▶ [Do this]
Reproduce all entries word for word.

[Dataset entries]
========

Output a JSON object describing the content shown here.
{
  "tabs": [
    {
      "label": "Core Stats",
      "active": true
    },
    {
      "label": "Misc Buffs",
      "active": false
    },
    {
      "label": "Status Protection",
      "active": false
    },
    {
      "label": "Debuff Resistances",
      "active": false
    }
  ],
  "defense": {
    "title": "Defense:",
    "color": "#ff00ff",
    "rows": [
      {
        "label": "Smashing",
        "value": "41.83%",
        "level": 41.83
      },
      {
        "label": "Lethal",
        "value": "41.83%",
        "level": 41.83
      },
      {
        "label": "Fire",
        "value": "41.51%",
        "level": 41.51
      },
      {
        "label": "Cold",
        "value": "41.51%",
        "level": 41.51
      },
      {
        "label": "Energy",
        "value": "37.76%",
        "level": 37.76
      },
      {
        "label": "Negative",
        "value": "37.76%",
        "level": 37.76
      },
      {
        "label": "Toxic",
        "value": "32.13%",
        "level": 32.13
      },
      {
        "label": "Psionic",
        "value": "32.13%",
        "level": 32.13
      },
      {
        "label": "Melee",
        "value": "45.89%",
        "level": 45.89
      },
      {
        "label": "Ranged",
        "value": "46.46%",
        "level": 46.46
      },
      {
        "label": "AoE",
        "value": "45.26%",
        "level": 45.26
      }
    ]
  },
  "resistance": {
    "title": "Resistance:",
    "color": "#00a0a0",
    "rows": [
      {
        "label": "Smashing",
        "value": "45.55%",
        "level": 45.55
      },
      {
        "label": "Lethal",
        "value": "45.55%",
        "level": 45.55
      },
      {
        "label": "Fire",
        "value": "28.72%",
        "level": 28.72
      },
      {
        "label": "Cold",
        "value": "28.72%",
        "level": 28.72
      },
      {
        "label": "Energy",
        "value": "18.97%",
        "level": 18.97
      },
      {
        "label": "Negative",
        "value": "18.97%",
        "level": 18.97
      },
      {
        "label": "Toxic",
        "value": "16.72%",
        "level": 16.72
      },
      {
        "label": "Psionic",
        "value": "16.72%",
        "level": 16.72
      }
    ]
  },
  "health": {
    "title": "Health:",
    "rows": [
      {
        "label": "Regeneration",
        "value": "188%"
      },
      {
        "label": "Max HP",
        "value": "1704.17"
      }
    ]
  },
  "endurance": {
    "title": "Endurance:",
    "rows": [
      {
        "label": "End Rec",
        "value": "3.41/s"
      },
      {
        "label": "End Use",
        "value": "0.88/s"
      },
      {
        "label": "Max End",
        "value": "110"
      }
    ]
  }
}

========

▶ [The output]
Output a JSON object describing the content shown here.
{
  "tabs": [
    {
      "label": "Core Stats",
      "active": true
    },
    {
      "label": "Misc Buffs",
      "active": false
    },
    {
      "label": "Status Protection",
      "active": false
    },
    {
      "label": "Debuff Resistances",
      "active": false
    }
  ],
  "defense": {
    "title": "Defense:",
    "color": "#ff00ff",
    "rows": [
      {
        "label": "Smashing",
        "value": "41.83%",
        "level": 41.83
      },
      {
        "label": "Lethal",
        "value": "41.83%",
        "level": 41.83
      },
      {
        "label": "Fire",
        "value": "41.51%",
        "level": 41.51
      },
      {
        "label": "Cold",
        "value": "41.51%",
        "level": 41.51
      },
      {
        "label": "Energy",
        "value": "37.76%",
        "level": 37.76
      },
      {
        "label": "Negative",
        "value": "37.76%",
        "level": 37.76
      },
      {
        "label": "Toxic",
        "value": "32.13%",
        "level": 32.13
      },
      {
        "label": "Psionic",
        "value": "32.13%",
        "level": 32.13
      },
      {
        "label": "Melee",
        "value": "45.89%",
        "level": 45.89
      },
      {
        "label": "Ranged",
        "value": "46.46%",
        "level": 46.46
      },
      {
        "label": "AoE",
        "value": "45.26%",
        "level": 45.26
      }
    ]
  },
  "resistance": {
    "title": "Resistance:",
    "color": "#00a0a0",
    "rows": [
      {
        "label": "Smashing",
        "value": "45.55%",
        "level": 45.55
      },
      {
        "label": "Lethal",
        "value": "45.55%",
        "level": 45.55
      },
      {
        "label": "Fire",
        "value": "28.72%",
        "level": 28.72
      },
      {
        "label": "Cold",
        "value": "28.72%",
        "level": 28.72
      },
      {
        "label": "Energy",
        "value": "18.97%",
        "level": 18.97
      },
      {
        "label": "Negative",
        "value": "18.97%",
        "level": 18.97
      },
      {
        "label": "Toxic",
        "value": "16.72%",
        "level": 16.72
      },
      {
        "label": "Psionic",
        "value": "16.72%",
        "level": 16.72
      }
    ]
  },
  "health": {
    "title": "Health:",
    "rows": [
      {
        "label": "Regeneration",
        "value": "188%"
      },
      {
        "label": "Max HP",
        "value": "1704.17"
      }
    ]
  },
  "endurance": {
    "title": "Endurance:",
    "rows": [
      {
        "label": "End Rec",
        "value": "3.41/s"
      },
      {
        "label": "End Use",
        "value": "0.88/s"
      },
      {
        "label": "Max End",
        "value": "110"
      }
    ]
  }
}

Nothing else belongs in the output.